◆ WHAT YOU SHOULD DO ◆
Below are the records. Gather each line that holds "ваши".

— Start RECORDS FOR THIS TASK —

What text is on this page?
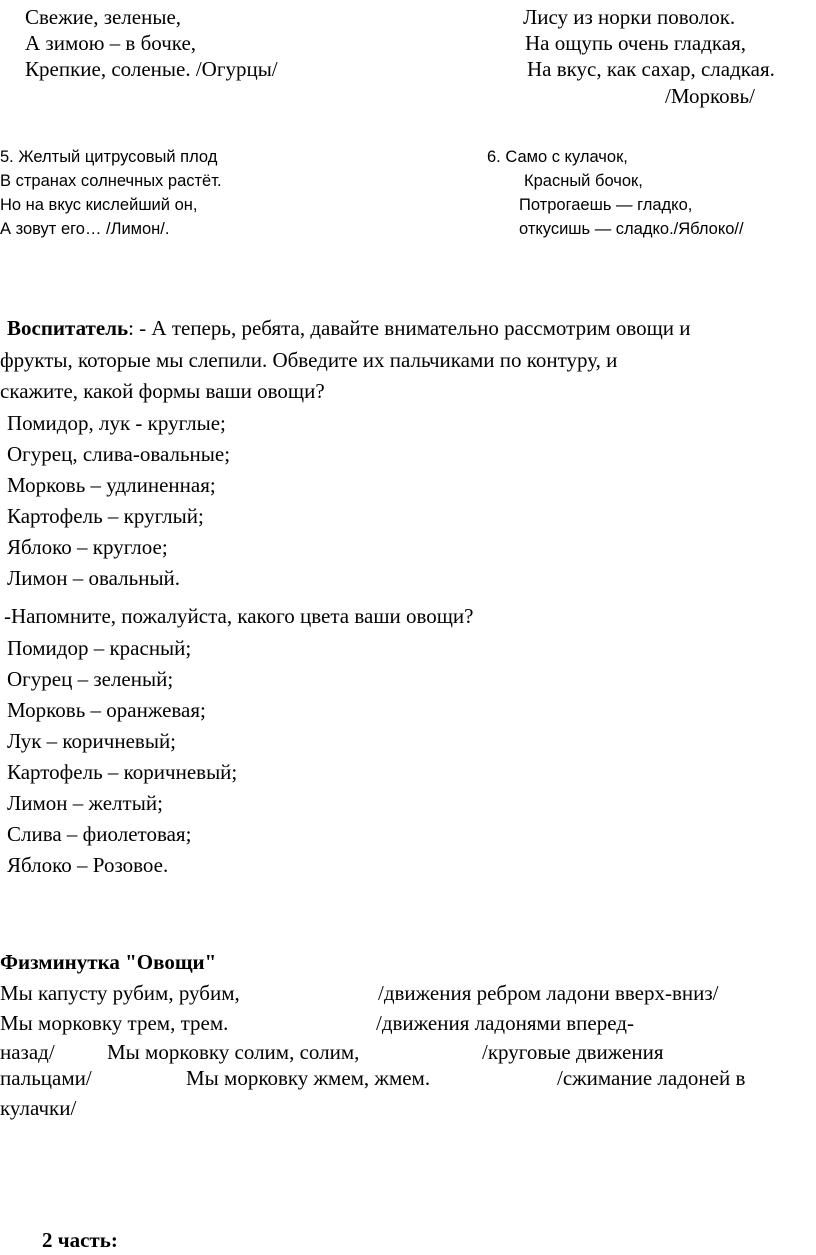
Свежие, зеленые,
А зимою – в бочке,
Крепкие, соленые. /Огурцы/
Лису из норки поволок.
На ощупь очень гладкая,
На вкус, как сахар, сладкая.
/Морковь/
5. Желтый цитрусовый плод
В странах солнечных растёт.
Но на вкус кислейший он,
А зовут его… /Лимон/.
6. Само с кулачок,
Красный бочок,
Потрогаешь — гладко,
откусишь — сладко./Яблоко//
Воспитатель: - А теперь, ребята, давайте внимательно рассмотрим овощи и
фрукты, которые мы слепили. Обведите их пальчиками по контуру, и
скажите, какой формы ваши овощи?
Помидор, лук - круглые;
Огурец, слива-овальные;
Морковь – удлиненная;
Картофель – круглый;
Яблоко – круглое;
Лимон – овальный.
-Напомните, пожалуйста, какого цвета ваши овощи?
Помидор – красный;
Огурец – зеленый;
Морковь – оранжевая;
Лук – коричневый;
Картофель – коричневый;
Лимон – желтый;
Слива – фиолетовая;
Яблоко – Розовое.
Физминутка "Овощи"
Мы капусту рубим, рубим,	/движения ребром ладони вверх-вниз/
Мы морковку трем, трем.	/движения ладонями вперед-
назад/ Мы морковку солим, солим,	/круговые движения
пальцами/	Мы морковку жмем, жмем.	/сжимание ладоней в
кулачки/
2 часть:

— End RECORDS FOR THIS TASK —

◆ OUTPUT OF THE EXERCISE ◆
скажите, какой формы ваши овощи?
-Напомните, пожалуйста, какого цвета ваши овощи?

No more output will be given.